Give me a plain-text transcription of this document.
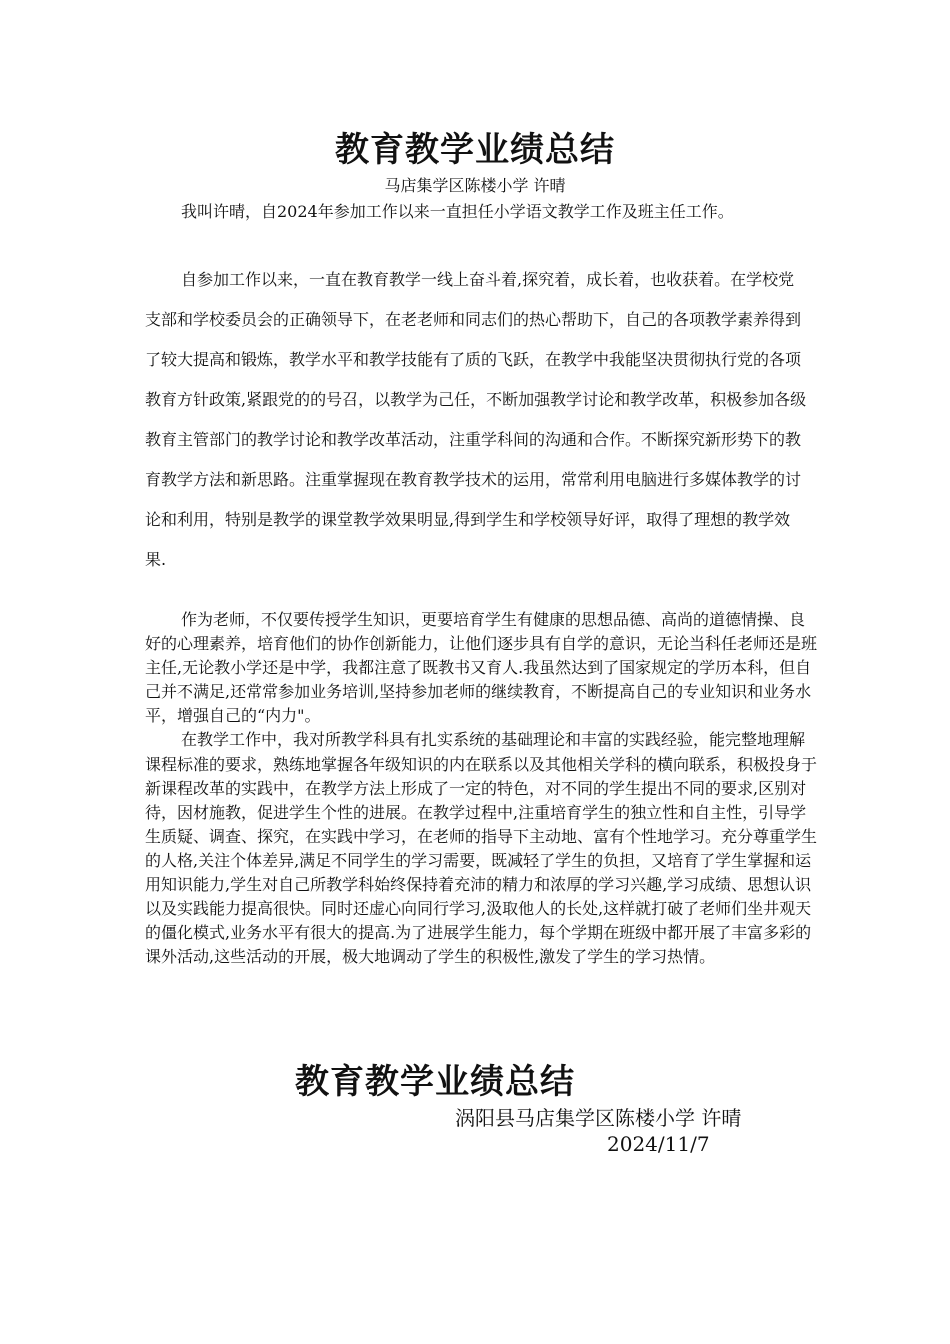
教育教学业绩总结
马店集学区陈楼小学 许晴

我叫许晴，自2024年参加工作以来一直担任小学语文教学工作及班主任工作。

自参加工作以来，一直在教育教学一线上奋斗着,探究着，成长着，也收获着。在学校党支部和学校委员会的正确领导下，在老老师和同志们的热心帮助下，自己的各项教学素养得到了较大提高和锻炼，教学水平和教学技能有了质的飞跃，在教学中我能坚决贯彻执行党的各项教育方针政策,紧跟党的的号召，以教学为己任，不断加强教学讨论和教学改革，积极参加各级教育主管部门的教学讨论和教学改革活动，注重学科间的沟通和合作。不断探究新形势下的教育教学方法和新思路。注重掌握现在教育教学技术的运用，常常利用电脑进行多媒体教学的讨论和利用，特别是教学的课堂教学效果明显,得到学生和学校领导好评，取得了理想的教学效果.

作为老师，不仅要传授学生知识，更要培育学生有健康的思想品德、高尚的道德情操、良好的心理素养，培育他们的协作创新能力，让他们逐步具有自学的意识，无论当科任老师还是班主任,无论教小学还是中学，我都注意了既教书又育人.我虽然达到了国家规定的学历本科，但自己并不满足,还常常参加业务培训,坚持参加老师的继续教育，不断提高自己的专业知识和业务水平，增强自己的“内力"。

在教学工作中，我对所教学科具有扎实系统的基础理论和丰富的实践经验，能完整地理解课程标准的要求，熟练地掌握各年级知识的内在联系以及其他相关学科的横向联系，积极投身于新课程改革的实践中，在教学方法上形成了一定的特色，对不同的学生提出不同的要求,区别对待，因材施教，促进学生个性的进展。在教学过程中,注重培育学生的独立性和自主性，引导学生质疑、调查、探究，在实践中学习，在老师的指导下主动地、富有个性地学习。充分尊重学生的人格,关注个体差异,满足不同学生的学习需要，既减轻了学生的负担，又培育了学生掌握和运用知识能力,学生对自己所教学科始终保持着充沛的精力和浓厚的学习兴趣,学习成绩、思想认识以及实践能力提高很快。同时还虚心向同行学习,汲取他人的长处,这样就打破了老师们坐井观天的僵化模式,业务水平有很大的提高.为了进展学生能力，每个学期在班级中都开展了丰富多彩的课外活动,这些活动的开展，极大地调动了学生的积极性,激发了学生的学习热情。

教育教学业绩总结
涡阳县马店集学区陈楼小学 许晴
2024/11/7
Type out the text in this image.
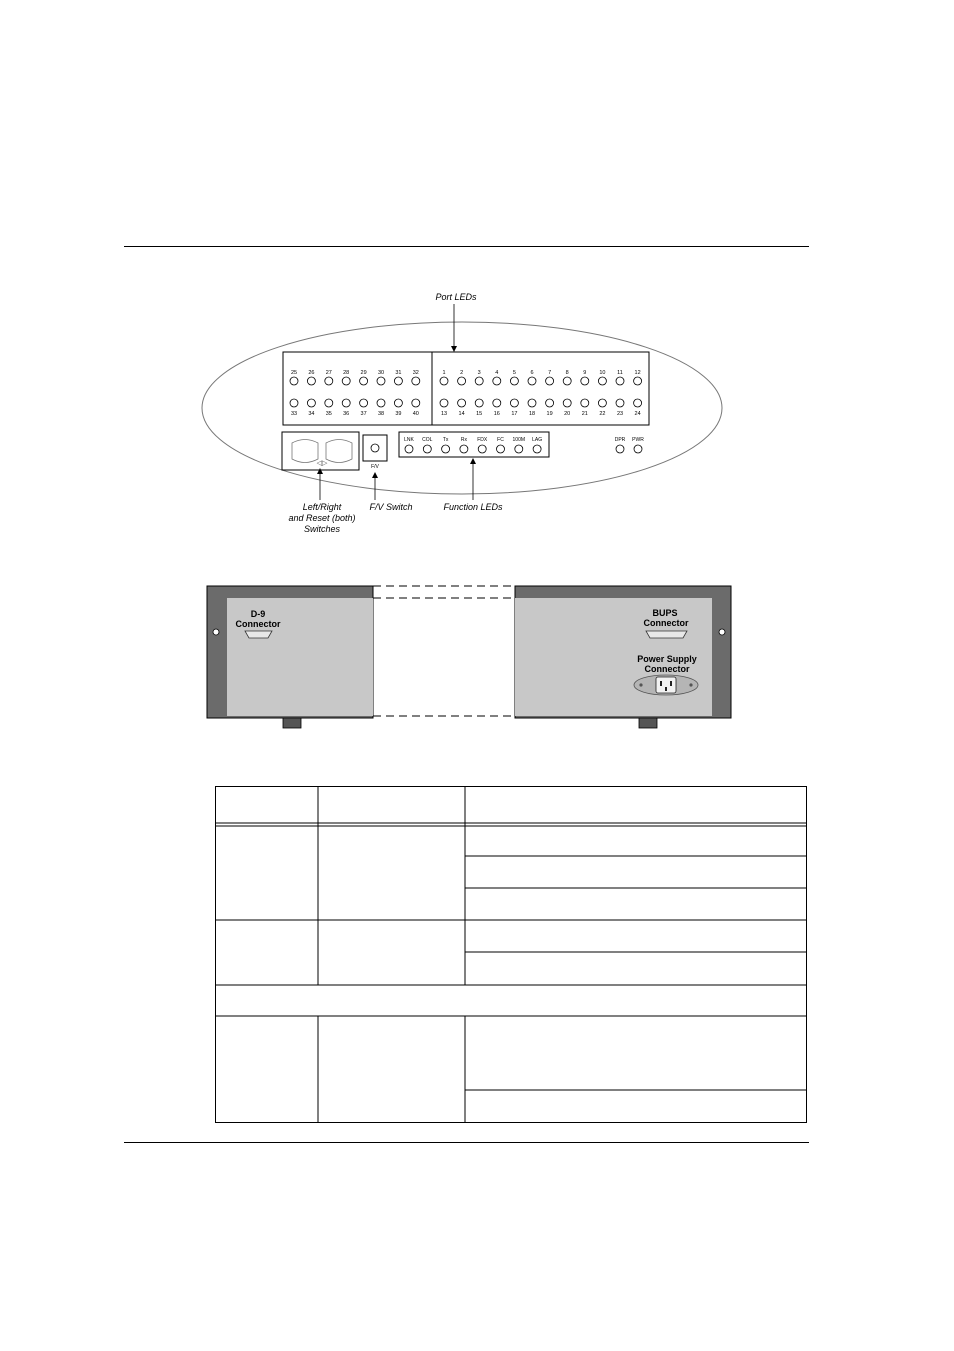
Port LEDs
25 26 27 28 29 30 31 32
33 34 35 36 37 38 39 40
1	2	3	4	5	6	7	8	9 10 11 12
13 14 15 16 17 18 19 20 21 22 23 24
◁▷	F/V
LNK COL Tx Rx FDX FC 100M LAG	DPR PWR
Left/Right
and Reset (both)
Switches
F/V Switch	Function LEDs
D-9
Connector
BUPS
Connector
Power Supply
Connector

Task requirements: From the data, collect all lines where the string "this" appears.

Expected answer:
Give me a plain-text transcription of this document.
Type out the text in this image.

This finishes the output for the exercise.